» Work to be completed: Across the listing below, how many lines hold "ylabel"? Reply with the number by itself.

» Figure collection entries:
>> Begin
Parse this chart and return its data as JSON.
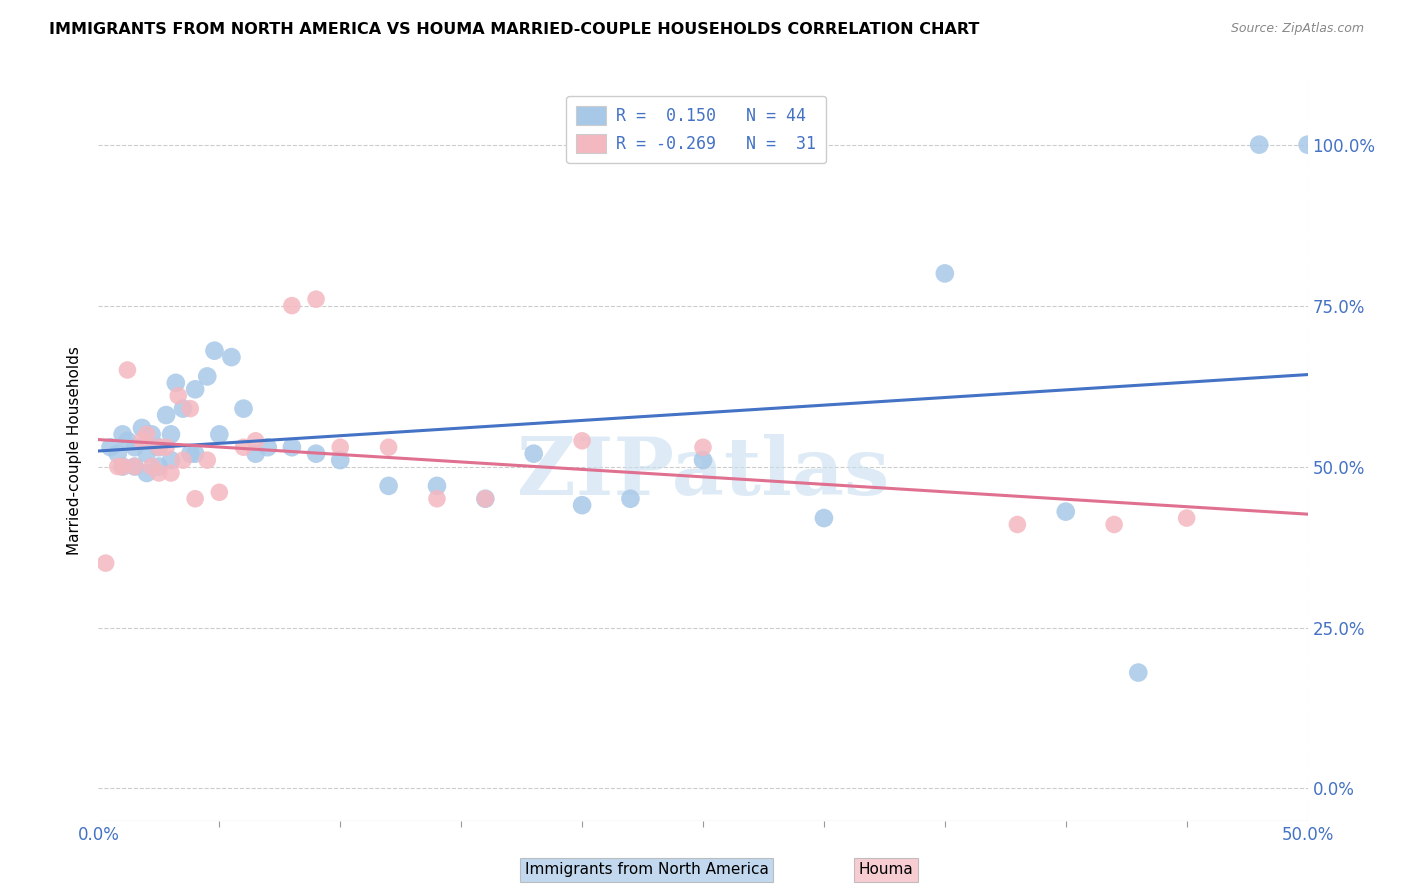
{
  "title": "IMMIGRANTS FROM NORTH AMERICA VS HOUMA MARRIED-COUPLE HOUSEHOLDS CORRELATION CHART",
  "source": "Source: ZipAtlas.com",
  "ylabel": "Married-couple Households",
  "x_range": [
    0.0,
    0.5
  ],
  "y_range": [
    -0.05,
    1.1
  ],
  "legend_r1": "R =  0.150   N = 44",
  "legend_r2": "R = -0.269   N =  31",
  "blue_color": "#a8c8e8",
  "pink_color": "#f4b8c0",
  "blue_line_color": "#4472c4",
  "pink_line_color": "#e07090",
  "watermark_color": "#c8dff0",
  "blue_points_x": [
    0.005,
    0.008,
    0.01,
    0.01,
    0.012,
    0.015,
    0.015,
    0.018,
    0.02,
    0.02,
    0.022,
    0.025,
    0.025,
    0.028,
    0.03,
    0.03,
    0.032,
    0.035,
    0.038,
    0.04,
    0.04,
    0.045,
    0.048,
    0.05,
    0.055,
    0.06,
    0.065,
    0.07,
    0.08,
    0.09,
    0.1,
    0.12,
    0.14,
    0.16,
    0.18,
    0.2,
    0.22,
    0.25,
    0.3,
    0.35,
    0.4,
    0.43,
    0.48,
    0.5
  ],
  "blue_points_y": [
    0.53,
    0.52,
    0.5,
    0.55,
    0.54,
    0.53,
    0.5,
    0.56,
    0.52,
    0.49,
    0.55,
    0.53,
    0.5,
    0.58,
    0.55,
    0.51,
    0.63,
    0.59,
    0.52,
    0.62,
    0.52,
    0.64,
    0.68,
    0.55,
    0.67,
    0.59,
    0.52,
    0.53,
    0.53,
    0.52,
    0.51,
    0.47,
    0.47,
    0.45,
    0.52,
    0.44,
    0.45,
    0.51,
    0.42,
    0.8,
    0.43,
    0.18,
    1.0,
    1.0
  ],
  "pink_points_x": [
    0.003,
    0.008,
    0.01,
    0.012,
    0.015,
    0.018,
    0.02,
    0.022,
    0.025,
    0.025,
    0.028,
    0.03,
    0.033,
    0.035,
    0.038,
    0.04,
    0.045,
    0.05,
    0.06,
    0.065,
    0.08,
    0.09,
    0.1,
    0.12,
    0.14,
    0.16,
    0.2,
    0.25,
    0.38,
    0.42,
    0.45
  ],
  "pink_points_y": [
    0.35,
    0.5,
    0.5,
    0.65,
    0.5,
    0.54,
    0.55,
    0.5,
    0.53,
    0.49,
    0.53,
    0.49,
    0.61,
    0.51,
    0.59,
    0.45,
    0.51,
    0.46,
    0.53,
    0.54,
    0.75,
    0.76,
    0.53,
    0.53,
    0.45,
    0.45,
    0.54,
    0.53,
    0.41,
    0.41,
    0.42
  ],
  "blue_scatter_size": 180,
  "pink_scatter_size": 160
}
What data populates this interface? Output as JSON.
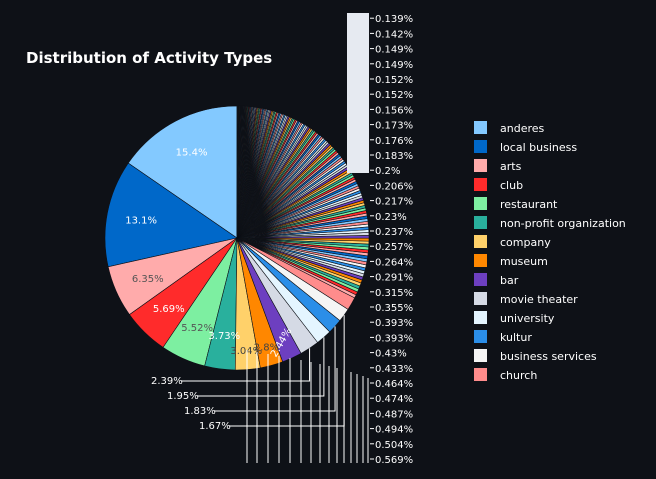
{
  "chart_data": {
    "type": "pie",
    "title": "Distribution of Activity Types",
    "legend_position": "right",
    "slices": [
      {
        "name": "anderes",
        "value": 15.4,
        "color": "#83c9ff",
        "label": "15.4%"
      },
      {
        "name": "local business",
        "value": 13.1,
        "color": "#0068c9",
        "label": "13.1%"
      },
      {
        "name": "arts",
        "value": 6.35,
        "color": "#ffabab",
        "label": "6.35%"
      },
      {
        "name": "club",
        "value": 5.69,
        "color": "#ff2b2b",
        "label": "5.69%"
      },
      {
        "name": "restaurant",
        "value": 5.52,
        "color": "#7defa1",
        "label": "5.52%"
      },
      {
        "name": "non-profit organization",
        "value": 3.73,
        "color": "#29b09d",
        "label": "3.73%"
      },
      {
        "name": "company",
        "value": 3.04,
        "color": "#ffd16a",
        "label": "3.04%"
      },
      {
        "name": "museum",
        "value": 2.8,
        "color": "#ff8700",
        "label": "2.8%"
      },
      {
        "name": "bar",
        "value": 2.44,
        "color": "#6d3fc0",
        "label": "2.44%"
      },
      {
        "name": "movie theater",
        "value": 2.39,
        "color": "#d5dae5",
        "label": "2.39%"
      },
      {
        "name": "university",
        "value": 1.95,
        "color": "#e4f5ff",
        "label": "1.95%"
      },
      {
        "name": "kultur",
        "value": 1.83,
        "color": "#2b8ee8",
        "label": "1.83%"
      },
      {
        "name": "business services",
        "value": 1.67,
        "color": "#f5f5f5",
        "label": "1.67%"
      },
      {
        "name": "church",
        "value": 1.6,
        "color": "#ff8c8c",
        "label": ""
      }
    ],
    "small_slice_labels": [
      "0.569%",
      "0.504%",
      "0.494%",
      "0.487%",
      "0.474%",
      "0.464%",
      "0.433%",
      "0.43%",
      "0.393%",
      "0.393%",
      "0.355%",
      "0.315%",
      "0.291%",
      "0.264%",
      "0.257%",
      "0.237%",
      "0.23%",
      "0.217%",
      "0.206%",
      "0.2%",
      "0.183%",
      "0.176%",
      "0.173%",
      "0.156%",
      "0.152%",
      "0.152%",
      "0.149%",
      "0.149%",
      "0.142%",
      "0.139%"
    ],
    "palette": [
      "#83c9ff",
      "#0068c9",
      "#ffabab",
      "#ff2b2b",
      "#7defa1",
      "#29b09d",
      "#ffd16a",
      "#ff8700",
      "#6d3fc0",
      "#d5dae5",
      "#e4f5ff",
      "#2b8ee8",
      "#f5f5f5",
      "#ff8c8c"
    ]
  }
}
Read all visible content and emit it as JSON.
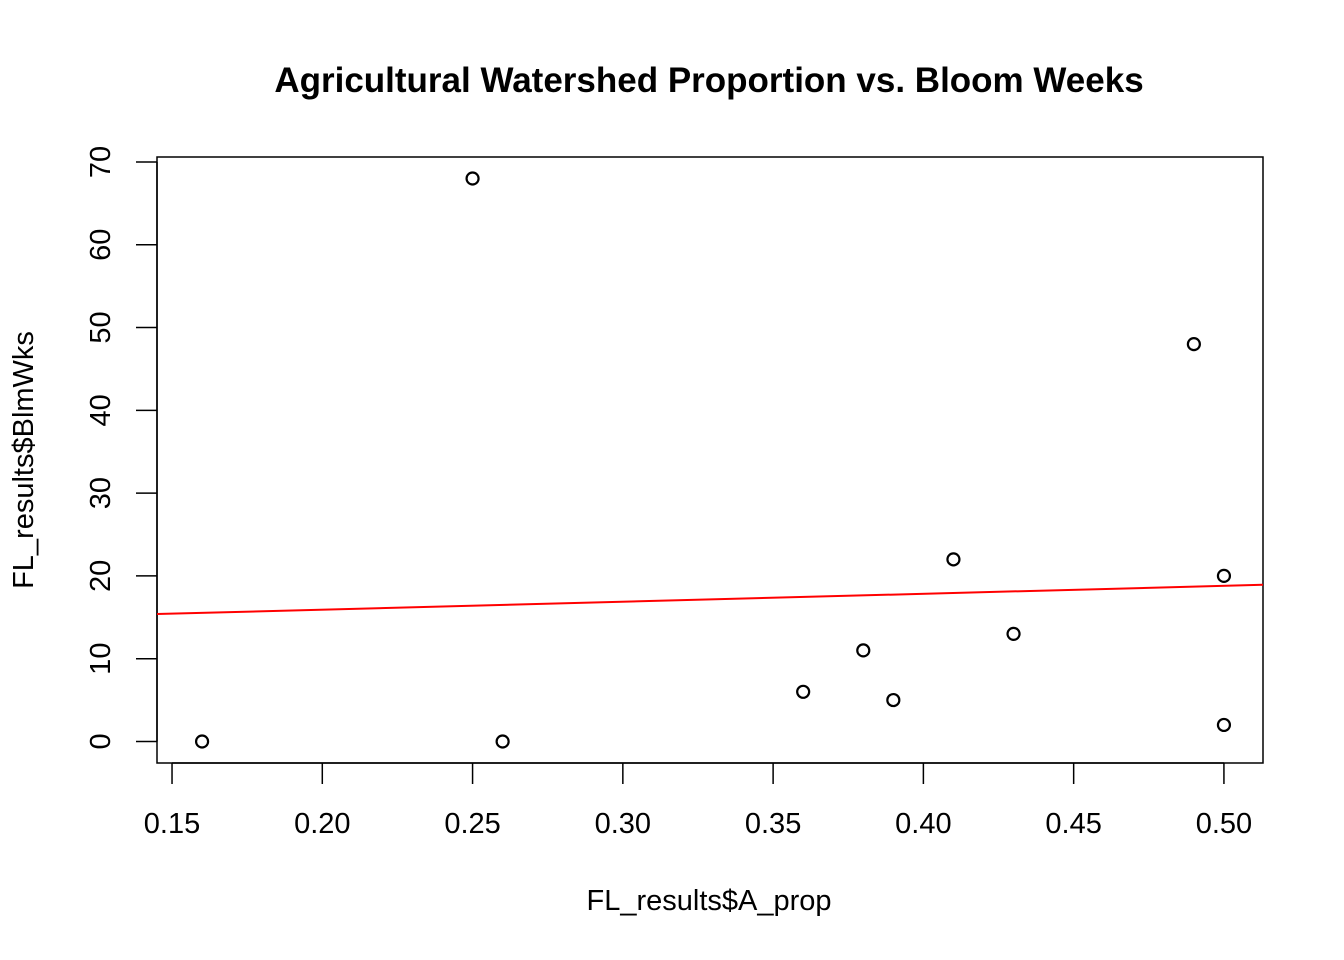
{
  "chart_data": {
    "type": "scatter",
    "title": "Agricultural Watershed Proportion vs. Bloom Weeks",
    "xlabel": "FL_results$A_prop",
    "ylabel": "FL_results$BlmWks",
    "xlim": [
      0.145,
      0.513
    ],
    "ylim": [
      -2.6,
      70.6
    ],
    "xticks": [
      "0.15",
      "0.20",
      "0.25",
      "0.30",
      "0.35",
      "0.40",
      "0.45",
      "0.50"
    ],
    "yticks": [
      "0",
      "10",
      "20",
      "30",
      "40",
      "50",
      "60",
      "70"
    ],
    "points": [
      {
        "x": 0.16,
        "y": 0
      },
      {
        "x": 0.25,
        "y": 68
      },
      {
        "x": 0.26,
        "y": 0
      },
      {
        "x": 0.36,
        "y": 6
      },
      {
        "x": 0.38,
        "y": 11
      },
      {
        "x": 0.39,
        "y": 5
      },
      {
        "x": 0.41,
        "y": 22
      },
      {
        "x": 0.43,
        "y": 13
      },
      {
        "x": 0.49,
        "y": 48
      },
      {
        "x": 0.5,
        "y": 20
      },
      {
        "x": 0.5,
        "y": 2
      }
    ],
    "fit_line": {
      "intercept": 14.0,
      "slope": 9.6,
      "color": "#ff0000"
    },
    "point_style": "open-circle",
    "grid": false,
    "legend": "none"
  }
}
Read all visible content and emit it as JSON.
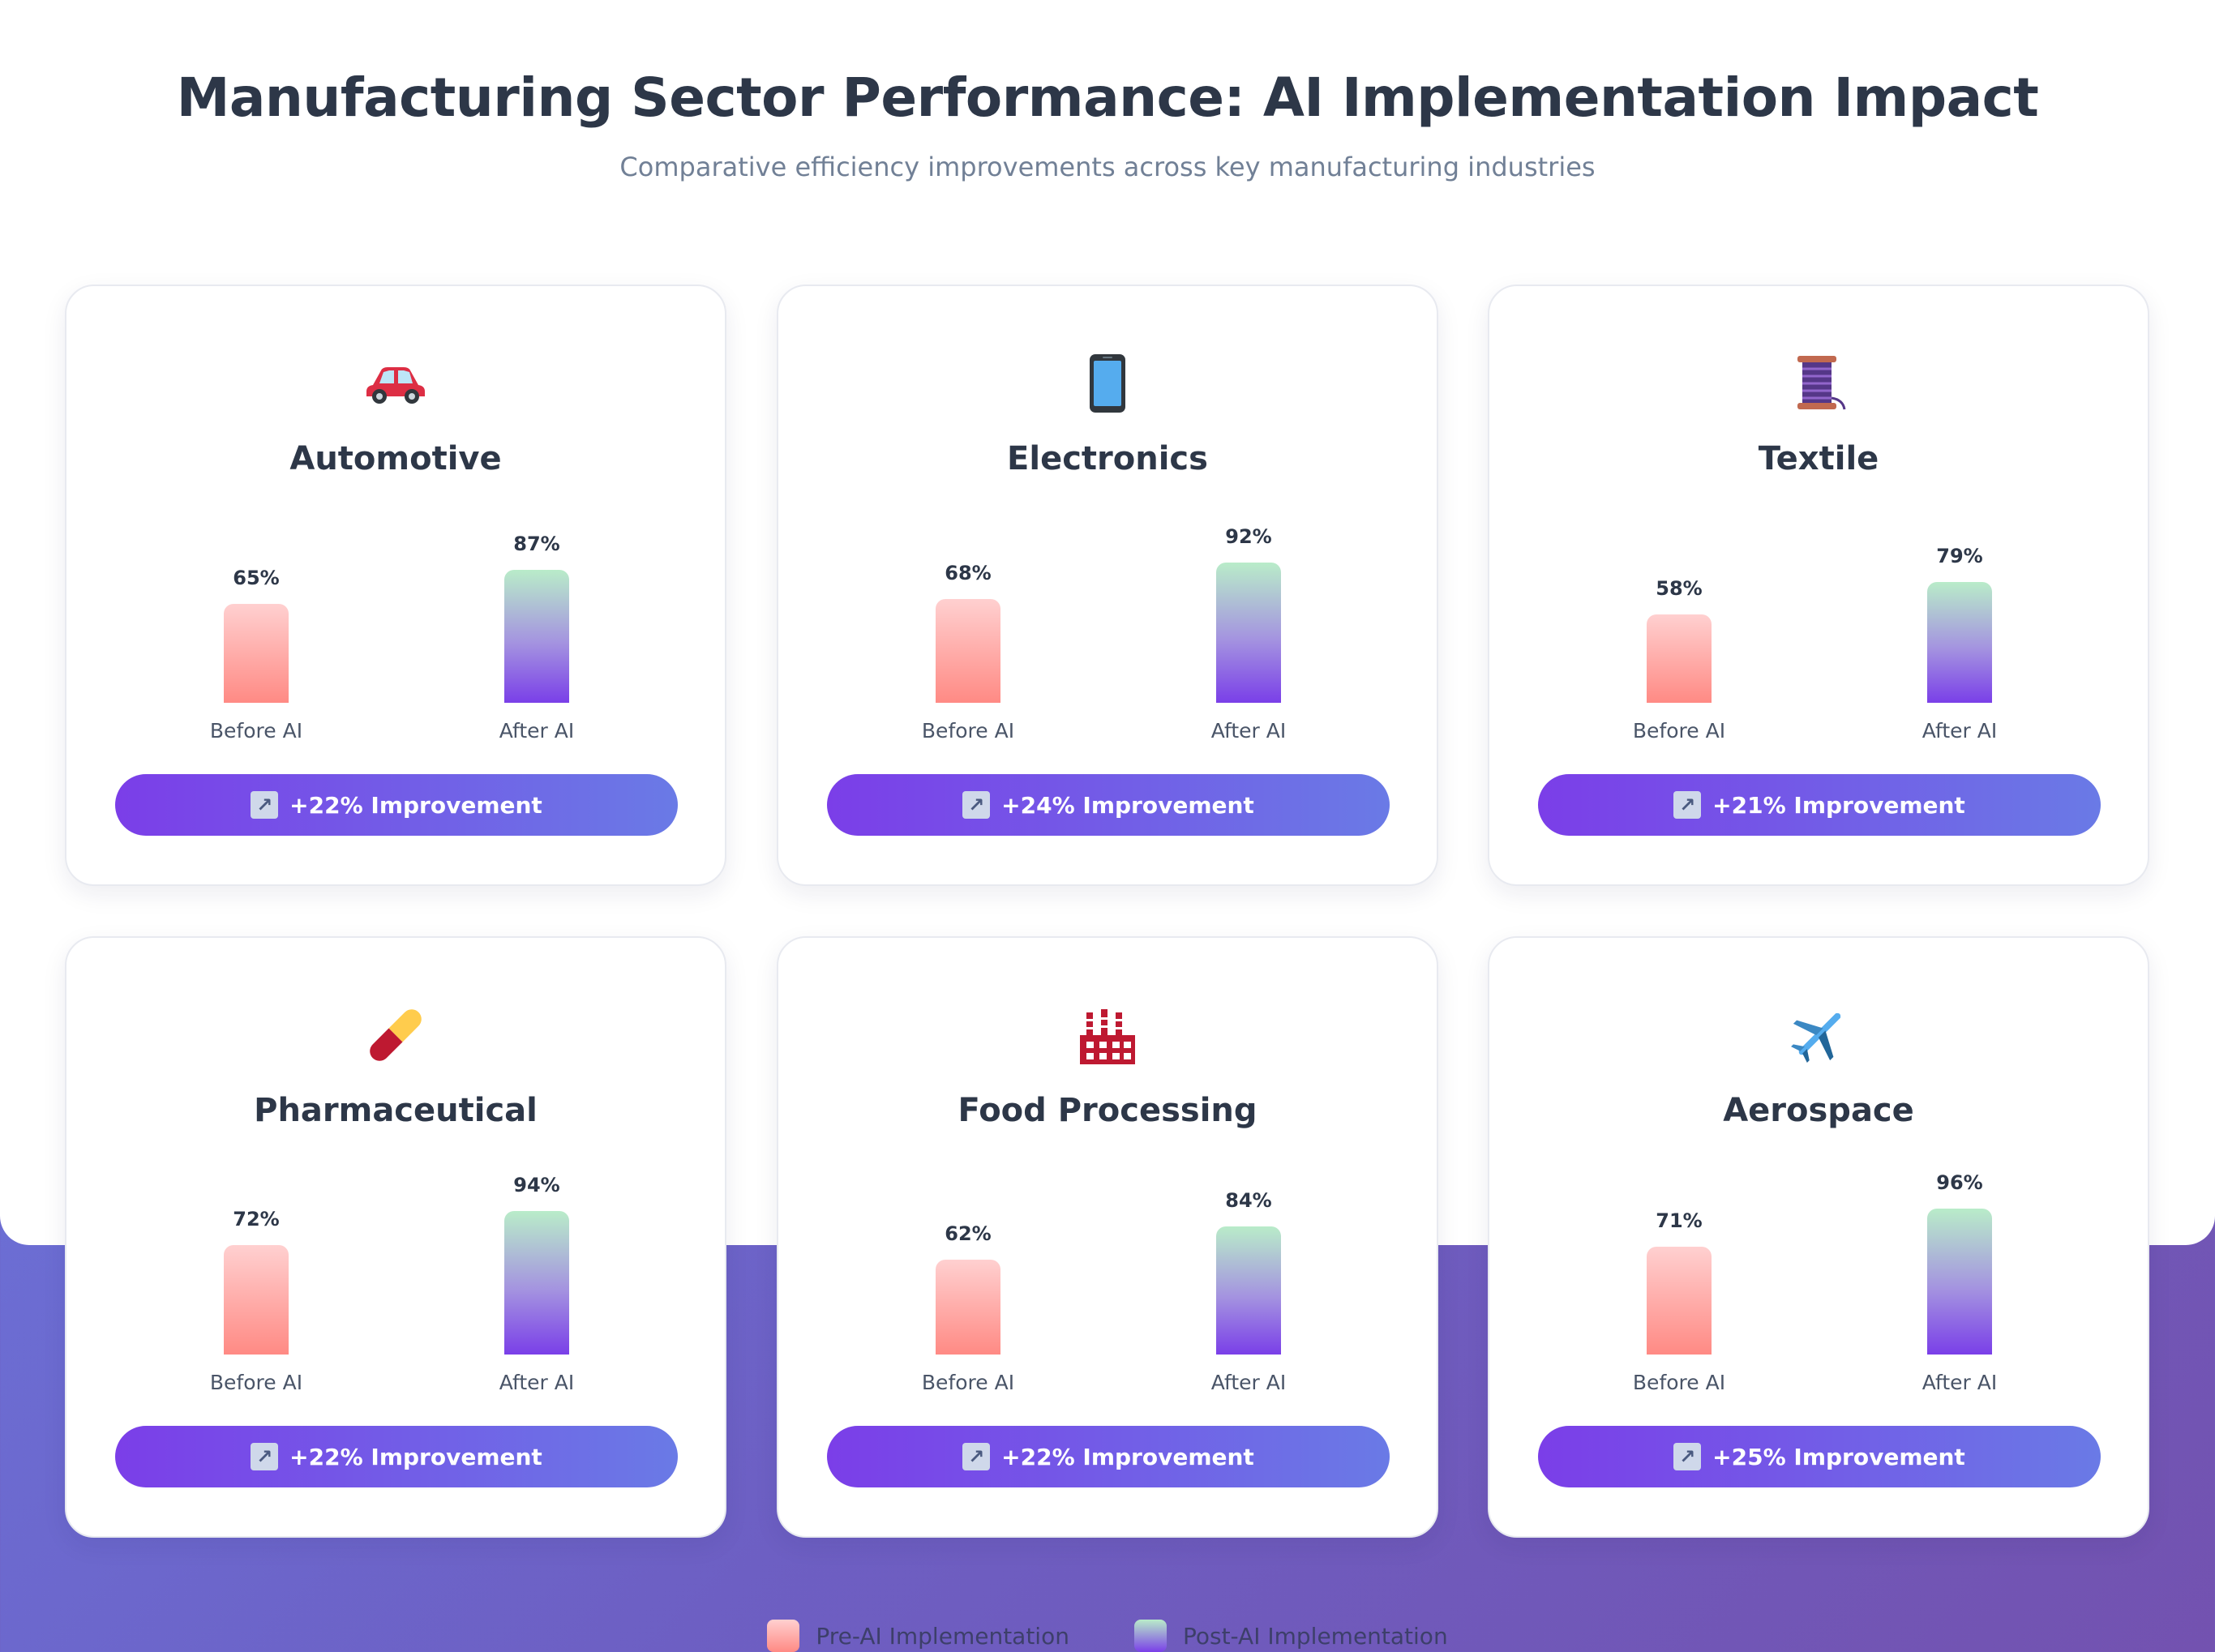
>> End
» Finished task: 2